>> START Listing
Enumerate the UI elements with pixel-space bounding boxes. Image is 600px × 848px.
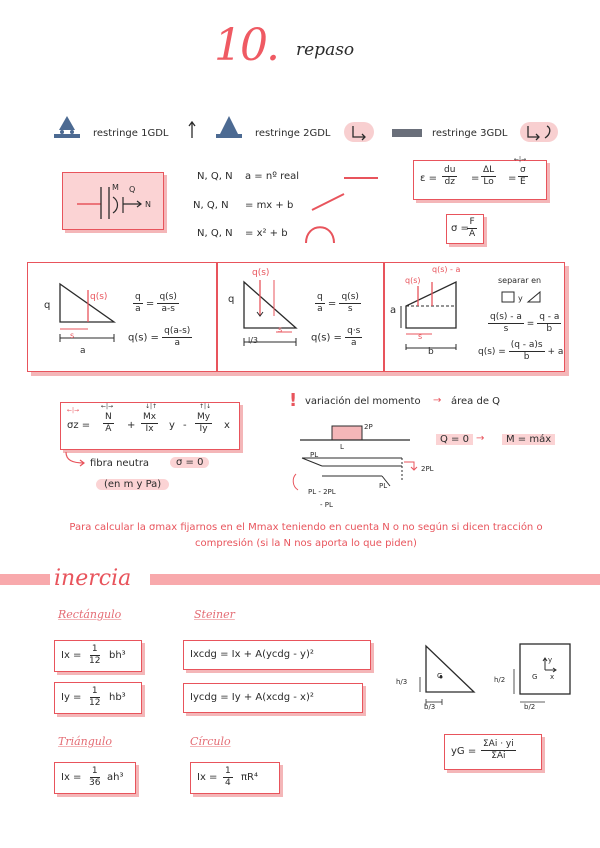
inertia-banner-left (0, 574, 50, 585)
load3-height-label: a (390, 305, 397, 316)
constant-law-icon (344, 176, 378, 180)
navier-arrows-2: ←|→ (101, 403, 114, 410)
moment-arrow: → (433, 395, 442, 406)
triangle-title: Triángulo (58, 735, 113, 748)
sign-convention-box (62, 172, 164, 230)
triangle-centroid-icon (408, 640, 478, 710)
load1-eq2: q(s) = $\frac{q(a-s)}{a}$ (128, 326, 191, 348)
tri-b-label: b/3 (424, 703, 436, 711)
rect-iy-box: Iy = $\frac{1}{12}$ hb³ (54, 682, 142, 714)
square-centroid-icon (514, 640, 574, 700)
q-zero-arrow: → (476, 433, 485, 444)
moment-variation-label: variación del momento (305, 396, 421, 407)
sq-centroid-g: G (532, 673, 538, 681)
inertia-title: inercia (54, 566, 132, 591)
tri-ix-box: Ix = $\frac{1}{36}$ ah³ (54, 762, 136, 794)
load2-qs-label: q(s) (252, 268, 270, 278)
navier-arrows-4: ↑|↓ (199, 403, 212, 410)
strain-arrows: ←|→ (514, 156, 527, 163)
load1-eq1: $\frac{q}{a}$ = $\frac{q(s)}{a-s}$ (135, 292, 177, 314)
sq-h-label: h/2 (494, 676, 506, 684)
load2-eq2: q(s) = $\frac{q\cdot s}{a}$ (311, 326, 361, 348)
fixed-support-icon (392, 129, 422, 139)
axial-sign-label: N (145, 200, 151, 209)
moment-arrow-2pl-icon (404, 460, 420, 476)
page-title: repaso (296, 40, 355, 60)
units-label: (en m y Pa) (96, 479, 169, 490)
law-parabolic-rhs: = x² + b (245, 228, 288, 239)
steiner-y-box: Iycdg = Iy + A(xcdg - x)² (183, 683, 363, 713)
three-axis-icon (525, 124, 555, 140)
load2-height-label: q (228, 294, 235, 305)
navier-arrows-1: ←|→ (67, 407, 80, 414)
load1-s-label: s (70, 331, 75, 340)
warning-icon: ! (289, 390, 298, 411)
rectangle-title: Rectángulo (58, 608, 122, 621)
moment-minus-pl-label: - PL (320, 501, 333, 509)
sq-x-label: x (550, 673, 555, 681)
tri-centroid-g: G (437, 672, 443, 680)
circle-title: Círculo (190, 735, 231, 748)
sq-b-label: b/2 (524, 703, 536, 711)
m-max-eq: M = máx (502, 434, 555, 445)
support-label-1: restringe 1GDL (93, 128, 169, 139)
moment-diagram-icon (292, 420, 422, 510)
tri-h-label: h/3 (396, 678, 408, 686)
load2-s-label: s (278, 325, 283, 334)
q-zero-eq: Q = 0 (436, 434, 473, 445)
centroid-box: yG = $\frac{\text{ΣAi · yi}}{\text{ΣAi}}$ (444, 734, 542, 770)
navier-lhs: σz = (67, 420, 91, 431)
load1-base-label: a (80, 346, 86, 356)
descending-triangle-load-icon (56, 282, 126, 342)
load3-eq1: $\frac{q(s) - a}{s}$ = $\frac{q - a}{b}$ (490, 312, 560, 334)
inertia-banner-right (150, 574, 600, 585)
load3-qs-label: q(s) (405, 276, 421, 285)
pin-support-icon (216, 114, 242, 140)
load1-height-label: q (44, 300, 51, 311)
page-number: 10. (214, 20, 278, 71)
parabolic-law-icon (304, 222, 336, 244)
steiner-title: Steiner (194, 608, 235, 621)
epsilon-symbol: ε (420, 173, 426, 184)
neutral-fiber-eq: σ = 0 (170, 457, 209, 468)
load3-s-label: s (418, 332, 423, 341)
support-label-2: restringe 2GDL (255, 128, 331, 139)
stress-box: σ = $\frac{F}{A}$ (446, 214, 484, 244)
load3-base-label: b (428, 347, 434, 357)
sq-y-label: y (548, 656, 553, 664)
law-constant-rhs: a = nº real (245, 171, 300, 182)
rect-plus-triangle-icon (502, 290, 550, 304)
two-axis-icon (350, 124, 368, 140)
navier-box: ←|→ σz = ←|→ $\frac{N}{A}$ + ↓|↑ $\frac{Mx}{Ix}$ y - ↑|↓ $\frac{My}{Iy}$ x (60, 402, 240, 450)
law-parabolic-lhs: N, Q, N (197, 228, 233, 239)
arrow-up-icon (187, 121, 197, 139)
svg-text:y: y (518, 294, 523, 303)
moment-sign-label: M (112, 183, 119, 192)
moment-pl-label: PL (310, 451, 319, 459)
law-linear-lhs: N, Q, N (193, 200, 229, 211)
moment-2pl-label: 2PL (421, 465, 434, 473)
law-linear-rhs: = mx + b (245, 200, 294, 211)
moment-area-label: área de Q (451, 396, 501, 407)
moment-2p-label: 2P (364, 423, 373, 431)
moment-pl-2pl-label: PL - 2PL (308, 488, 336, 496)
note-text: Para calcular la σmax fijarnos en el Mmax teniendo en cuenta N o no según si dicen tracción o compresión (si la N nos aporta lo que piden) (69, 522, 543, 549)
law-constant-lhs: N, Q, N (197, 171, 233, 182)
linear-law-icon (310, 192, 346, 212)
roller-support-icon (54, 114, 80, 140)
arrow-curve-icon (64, 452, 86, 466)
shear-sign-label: Q (129, 185, 136, 194)
moment-pl-label-2: PL (379, 482, 388, 490)
load-box-divider-2 (383, 263, 385, 371)
strain-box: ε = $\frac{du}{dz}$ = $\frac{\Delta L}{Lo}$ = ←|→ $\frac{\sigma}{E}$ (413, 160, 547, 200)
circle-ix-box: Ix = $\frac{1}{4}$ πR⁴ (190, 762, 280, 794)
moment-l-label: L (340, 443, 344, 451)
navier-arrows-3: ↓|↑ (145, 403, 158, 410)
rect-ix-box: Ix = $\frac{1}{12}$ bh³ (54, 640, 142, 672)
load-box-divider-1 (216, 263, 218, 371)
load3-qs-a-label: q(s) - a (432, 265, 461, 274)
neutral-fiber-label: fibra neutra (90, 458, 150, 469)
load3-eq2: q(s) = $\frac{(q - a)s}{b}$ + a (478, 340, 564, 362)
steiner-x-box: Ixcdg = Ix + A(ycdg - y)² (183, 640, 371, 670)
support-label-3: restringe 3GDL (432, 128, 508, 139)
load3-separate-label: separar en (498, 276, 542, 285)
load2-eq1: $\frac{q}{a}$ = $\frac{q(s)}{s}$ (317, 292, 359, 314)
load1-qs-label: q(s) (90, 292, 108, 302)
load2-base-label: l/3 (248, 336, 259, 345)
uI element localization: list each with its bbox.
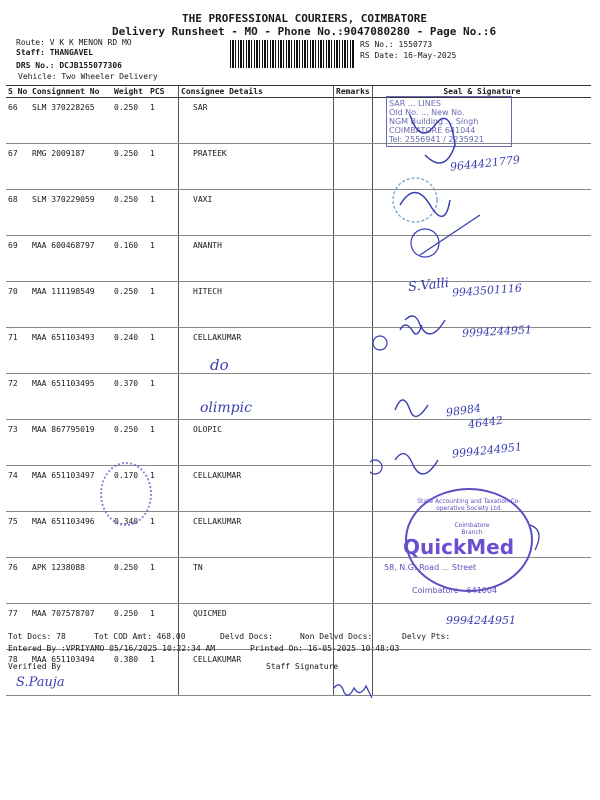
cell-pcs: 1: [148, 328, 179, 374]
cell-weight: 0.250: [112, 558, 148, 604]
cell-consignment: MAA 867795019: [30, 420, 112, 466]
stamp-line: COIMBATORE 641044: [389, 126, 476, 135]
col-sno: S No: [6, 86, 30, 98]
cell-remarks: [334, 604, 373, 650]
barcode: [230, 40, 354, 68]
cell-pcs: 1: [148, 420, 179, 466]
col-consignee: Consignee Details: [179, 86, 334, 98]
vehicle-label: Vehicle: Two Wheeler Delivery: [18, 72, 158, 81]
cell-sno: 72: [6, 374, 30, 420]
cell-weight: 0.250: [112, 420, 148, 466]
handwritten-phone: 9994244951: [461, 323, 533, 340]
cell-weight: 0.240: [112, 328, 148, 374]
cell-pcs: 1: [148, 466, 179, 512]
handwritten-note: do: [210, 356, 229, 374]
handwritten-phone: 9994244951: [446, 614, 516, 627]
handwritten-phone: 98984: [445, 401, 482, 420]
cell-pcs: 1: [148, 650, 179, 696]
non-delivered-docs: Non Delvd Docs:: [300, 632, 373, 641]
printed-on: Printed On: 16-05-2025 10:48:03: [250, 644, 400, 653]
handwritten-phone: 9644421779: [449, 153, 521, 174]
company-title: THE PROFESSIONAL COURIERS, COIMBATORE: [182, 12, 428, 25]
cell-remarks: [334, 144, 373, 190]
seal-branch: Coimbatore Branch: [454, 522, 490, 536]
col-weight: Weight: [112, 86, 148, 98]
rs-date: RS Date: 16-May-2025: [360, 51, 457, 60]
total-cod: Tot COD Amt: 468.00: [94, 632, 186, 641]
seal-ring-text: State Accounting and Taxation Co-operative Society Ltd.: [417, 498, 521, 512]
cell-remarks: [334, 420, 373, 466]
cell-consignee: QUICMED: [179, 604, 334, 650]
stamp-line: Tel: 2556941 / 2235921: [389, 135, 484, 144]
cell-consignee: ANANTH: [179, 236, 334, 282]
rs-number: RS No.: 1550773: [360, 40, 433, 49]
cell-sno: 71: [6, 328, 30, 374]
cell-consignee: SAR: [179, 98, 334, 144]
delivery-points: Delvy Pts:: [402, 632, 451, 641]
cell-pcs: 1: [148, 98, 179, 144]
cell-pcs: 1: [148, 558, 179, 604]
drs-number: DRS No.: DCJB155077306: [16, 61, 122, 70]
verifier-signature: S.Pauja: [16, 675, 65, 690]
handwritten-note: olimpic: [200, 400, 252, 416]
cell-pcs: 1: [148, 282, 179, 328]
cell-weight: 0.340: [112, 512, 148, 558]
cell-consignment: MAA 651103497: [30, 466, 112, 512]
cell-weight: 0.250: [112, 190, 148, 236]
cell-remarks: [334, 98, 373, 144]
cell-consignee: TN: [179, 558, 334, 604]
quickmed-logo: QuickMed: [403, 535, 515, 559]
route-label: Route: V K K MENON RD MO: [16, 38, 132, 47]
col-seal: Seal & Signature: [372, 86, 591, 98]
col-remarks: Remarks: [334, 86, 373, 98]
seal-city: Coimbatore - 641004: [412, 586, 498, 595]
cell-weight: 0.370: [112, 374, 148, 420]
cell-remarks: [334, 512, 373, 558]
cell-weight: 0.250: [112, 604, 148, 650]
cell-remarks: [334, 190, 373, 236]
cell-consignment: APK 1238088: [30, 558, 112, 604]
cell-sno: 70: [6, 282, 30, 328]
cell-consignment: MAA 600468797: [30, 236, 112, 282]
cell-pcs: 1: [148, 144, 179, 190]
cell-sno: 75: [6, 512, 30, 558]
cell-consignee: HITECH: [179, 282, 334, 328]
cell-sno: 77: [6, 604, 30, 650]
cell-sno: 68: [6, 190, 30, 236]
cell-remarks: [334, 374, 373, 420]
cell-consignment: MAA 651103496: [30, 512, 112, 558]
cell-consignee: VAXI: [179, 190, 334, 236]
delivered-docs: Delvd Docs:: [220, 632, 273, 641]
cell-consignment: MAA 651103495: [30, 374, 112, 420]
cell-consignee: CELLAKUMAR: [179, 466, 334, 512]
cell-sno: 67: [6, 144, 30, 190]
handwritten-signature: S.Valli: [407, 275, 450, 296]
ink-stamp: [100, 462, 152, 526]
cell-remarks: [334, 236, 373, 282]
staff-signature: [330, 676, 380, 702]
cell-consignment: SLM 370229059: [30, 190, 112, 236]
cell-consignment: MAA 651103494: [30, 650, 112, 696]
cell-weight: 0.250: [112, 282, 148, 328]
handwritten-phone: 46442: [467, 413, 504, 432]
cell-weight: 0.380: [112, 650, 148, 696]
col-pcs: PCS: [148, 86, 179, 98]
cell-consignment: MAA 651103493: [30, 328, 112, 374]
cell-consignee: PRATEEK: [179, 144, 334, 190]
total-docs: Tot Docs: 78: [8, 632, 66, 641]
cell-remarks: [334, 282, 373, 328]
cell-sno: 69: [6, 236, 30, 282]
cell-consignee: OLOPIC: [179, 420, 334, 466]
cell-pcs: 1: [148, 374, 179, 420]
cell-sno: 74: [6, 466, 30, 512]
stamp-line: NGM Building ... Singh: [389, 117, 479, 126]
handwritten-phone: 9994244951: [451, 440, 523, 461]
cell-sno: 66: [6, 98, 30, 144]
cell-pcs: 1: [148, 512, 179, 558]
cell-weight: 0.250: [112, 144, 148, 190]
cell-seal: [372, 650, 591, 696]
cell-sno: 73: [6, 420, 30, 466]
cell-remarks: [334, 558, 373, 604]
cell-consignment: SLM 370228265: [30, 98, 112, 144]
stamp-line: SAR ... LINES: [389, 99, 441, 108]
table-row: [6, 650, 591, 696]
cell-consignee: CELLAKUMAR: [179, 650, 334, 696]
cell-pcs: 1: [148, 190, 179, 236]
cell-weight: 0.250: [112, 98, 148, 144]
col-consignment: Consignment No: [30, 86, 112, 98]
cell-consignee: CELLAKUMAR: [179, 328, 334, 374]
cell-consignment: RMG 2009187: [30, 144, 112, 190]
staff-signature-label: Staff Signature: [266, 662, 339, 671]
seal-address: 58, N.G. Road ... Street: [384, 563, 477, 572]
entered-by: Entered By :VPRIYAMO 05/16/2025 10:22:34 AM: [8, 644, 216, 653]
cell-weight: 0.170: [112, 466, 148, 512]
cell-sno: 76: [6, 558, 30, 604]
cell-consignee: CELLAKUMAR: [179, 512, 334, 558]
stamp-line: Old No. ... New No.: [389, 108, 465, 117]
runsheet-title: Delivery Runsheet - MO - Phone No.:9047080280 - Page No.:6: [112, 25, 497, 38]
cell-pcs: 1: [148, 236, 179, 282]
cell-weight: 0.160: [112, 236, 148, 282]
cell-remarks: [334, 466, 373, 512]
verified-by-label: Verified By: [8, 662, 61, 671]
cell-pcs: 1: [148, 604, 179, 650]
cell-sno: 78: [6, 650, 30, 696]
cell-remarks: [334, 328, 373, 374]
cell-consignment: MAA 707578707: [30, 604, 112, 650]
staff-label: Staff: THANGAVEL: [16, 48, 94, 57]
cell-consignment: MAA 111198549: [30, 282, 112, 328]
handwritten-phone: 9943501116: [451, 281, 523, 300]
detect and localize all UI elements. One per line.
>> END Listing
| Given instruction |
Please rename "cell-weight" to "cell-mass" in the lines above, starting at the line containing "cell-pcs: 1: [148, 328, 179, 374]" and ending at the line containing "cell-weight: 0.240: [112, 328, 148, 374]", and give back only those lines with everything else unchanged.

| Output |
cell-pcs: 1: [148, 328, 179, 374]
cell-mass: 0.250: [112, 558, 148, 604]
cell-consignment: MAA 867795019: [30, 420, 112, 466]
stamp-line: COIMBATORE 641044: [389, 126, 476, 135]
col-sno: S No: [6, 86, 30, 98]
cell-remarks: [334, 604, 373, 650]
barcode: [230, 40, 354, 68]
cell-pcs: 1: [148, 420, 179, 466]
col-consignee: Consignee Details: [179, 86, 334, 98]
vehicle-label: Vehicle: Two Wheeler Delivery: [18, 72, 158, 81]
cell-sno: 72: [6, 374, 30, 420]
cell-mass: 0.250: [112, 420, 148, 466]
handwritten-phone: 9994244951: [461, 323, 533, 340]
cell-mass: 0.240: [112, 328, 148, 374]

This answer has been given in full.